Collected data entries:
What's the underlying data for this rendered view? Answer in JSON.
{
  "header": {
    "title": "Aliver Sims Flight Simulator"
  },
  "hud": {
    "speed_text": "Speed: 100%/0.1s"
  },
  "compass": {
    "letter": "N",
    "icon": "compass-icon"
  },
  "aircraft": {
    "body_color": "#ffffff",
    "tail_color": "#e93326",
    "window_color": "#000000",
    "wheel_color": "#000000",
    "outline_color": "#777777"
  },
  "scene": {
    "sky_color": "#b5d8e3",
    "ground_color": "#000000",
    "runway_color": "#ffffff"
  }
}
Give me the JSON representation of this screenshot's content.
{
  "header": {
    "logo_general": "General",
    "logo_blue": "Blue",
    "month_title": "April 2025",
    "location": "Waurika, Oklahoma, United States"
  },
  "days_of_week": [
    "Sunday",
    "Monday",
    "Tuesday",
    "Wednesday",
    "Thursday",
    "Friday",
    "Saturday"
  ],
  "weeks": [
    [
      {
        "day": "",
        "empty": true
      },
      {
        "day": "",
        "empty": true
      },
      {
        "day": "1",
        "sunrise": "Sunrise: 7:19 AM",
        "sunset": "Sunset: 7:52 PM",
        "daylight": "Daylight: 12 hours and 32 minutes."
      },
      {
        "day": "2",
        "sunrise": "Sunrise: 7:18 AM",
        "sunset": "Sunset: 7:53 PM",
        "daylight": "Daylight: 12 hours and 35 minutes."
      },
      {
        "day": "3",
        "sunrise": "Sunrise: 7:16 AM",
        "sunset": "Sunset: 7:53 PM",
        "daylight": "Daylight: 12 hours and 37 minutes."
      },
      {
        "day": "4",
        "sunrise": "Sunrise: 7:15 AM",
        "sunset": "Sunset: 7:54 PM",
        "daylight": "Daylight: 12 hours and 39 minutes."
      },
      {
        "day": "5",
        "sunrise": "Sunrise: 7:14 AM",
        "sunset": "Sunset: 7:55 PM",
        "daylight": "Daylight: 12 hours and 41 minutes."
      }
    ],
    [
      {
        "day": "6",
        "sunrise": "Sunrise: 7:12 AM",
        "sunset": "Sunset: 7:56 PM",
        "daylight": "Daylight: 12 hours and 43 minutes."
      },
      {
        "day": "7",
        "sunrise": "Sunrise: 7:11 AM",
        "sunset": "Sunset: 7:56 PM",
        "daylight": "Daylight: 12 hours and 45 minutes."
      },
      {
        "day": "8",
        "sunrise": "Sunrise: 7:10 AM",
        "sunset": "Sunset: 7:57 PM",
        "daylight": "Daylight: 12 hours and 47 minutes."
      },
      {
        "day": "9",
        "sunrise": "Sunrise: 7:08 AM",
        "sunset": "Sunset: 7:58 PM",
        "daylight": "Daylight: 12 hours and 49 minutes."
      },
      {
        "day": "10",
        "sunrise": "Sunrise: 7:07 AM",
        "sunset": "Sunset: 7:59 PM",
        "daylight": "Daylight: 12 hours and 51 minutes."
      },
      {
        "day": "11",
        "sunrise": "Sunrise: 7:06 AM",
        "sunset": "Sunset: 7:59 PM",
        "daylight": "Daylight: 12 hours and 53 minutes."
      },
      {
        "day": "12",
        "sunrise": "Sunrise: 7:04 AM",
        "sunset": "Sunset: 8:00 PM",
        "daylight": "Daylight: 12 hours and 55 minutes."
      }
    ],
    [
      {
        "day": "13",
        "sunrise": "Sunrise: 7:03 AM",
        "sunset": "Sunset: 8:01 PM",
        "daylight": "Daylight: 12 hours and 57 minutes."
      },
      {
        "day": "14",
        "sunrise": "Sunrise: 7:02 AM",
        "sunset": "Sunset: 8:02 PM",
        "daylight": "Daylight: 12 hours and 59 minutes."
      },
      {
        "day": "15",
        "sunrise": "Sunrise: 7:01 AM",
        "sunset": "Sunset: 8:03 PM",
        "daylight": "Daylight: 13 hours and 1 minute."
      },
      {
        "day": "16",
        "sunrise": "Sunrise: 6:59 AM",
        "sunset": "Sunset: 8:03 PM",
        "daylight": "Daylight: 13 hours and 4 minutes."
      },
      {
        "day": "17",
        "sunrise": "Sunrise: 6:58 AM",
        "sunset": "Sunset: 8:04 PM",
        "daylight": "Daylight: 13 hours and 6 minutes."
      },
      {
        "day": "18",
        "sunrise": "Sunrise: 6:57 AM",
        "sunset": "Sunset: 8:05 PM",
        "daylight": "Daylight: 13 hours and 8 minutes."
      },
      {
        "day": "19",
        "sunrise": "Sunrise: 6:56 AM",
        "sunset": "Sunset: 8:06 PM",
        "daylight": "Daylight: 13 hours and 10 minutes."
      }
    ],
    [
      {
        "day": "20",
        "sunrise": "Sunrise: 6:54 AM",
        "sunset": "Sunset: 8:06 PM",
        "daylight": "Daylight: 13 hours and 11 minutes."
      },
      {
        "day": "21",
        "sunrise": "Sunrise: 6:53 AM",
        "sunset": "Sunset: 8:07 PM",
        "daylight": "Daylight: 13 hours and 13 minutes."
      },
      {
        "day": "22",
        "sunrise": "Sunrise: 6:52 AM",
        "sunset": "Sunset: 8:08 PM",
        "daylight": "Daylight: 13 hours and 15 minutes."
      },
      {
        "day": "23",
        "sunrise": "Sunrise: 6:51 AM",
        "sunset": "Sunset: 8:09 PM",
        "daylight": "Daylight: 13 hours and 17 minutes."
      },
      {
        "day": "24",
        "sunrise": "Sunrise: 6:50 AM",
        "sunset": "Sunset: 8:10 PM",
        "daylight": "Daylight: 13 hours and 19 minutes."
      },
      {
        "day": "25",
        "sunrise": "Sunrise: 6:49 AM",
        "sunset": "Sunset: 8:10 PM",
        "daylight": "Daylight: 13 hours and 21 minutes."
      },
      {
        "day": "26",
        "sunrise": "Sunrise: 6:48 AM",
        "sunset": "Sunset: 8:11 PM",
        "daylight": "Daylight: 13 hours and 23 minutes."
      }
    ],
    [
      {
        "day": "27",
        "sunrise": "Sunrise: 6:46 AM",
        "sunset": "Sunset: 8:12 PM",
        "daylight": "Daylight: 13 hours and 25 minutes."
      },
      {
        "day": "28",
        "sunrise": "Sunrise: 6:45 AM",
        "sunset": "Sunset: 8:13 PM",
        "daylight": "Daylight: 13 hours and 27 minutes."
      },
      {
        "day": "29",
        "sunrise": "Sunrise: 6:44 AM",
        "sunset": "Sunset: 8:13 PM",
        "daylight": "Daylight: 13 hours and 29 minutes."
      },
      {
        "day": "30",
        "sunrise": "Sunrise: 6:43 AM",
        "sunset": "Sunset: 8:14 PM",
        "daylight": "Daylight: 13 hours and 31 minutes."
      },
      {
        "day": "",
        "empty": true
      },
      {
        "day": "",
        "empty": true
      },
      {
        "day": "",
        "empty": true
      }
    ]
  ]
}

§ Written instruction
Find the lines above that contain the word "JSON" and collect them.

§ Complete answer
What's the underlying data for this rendered view? Answer in JSON.
Give me the JSON representation of this screenshot's content.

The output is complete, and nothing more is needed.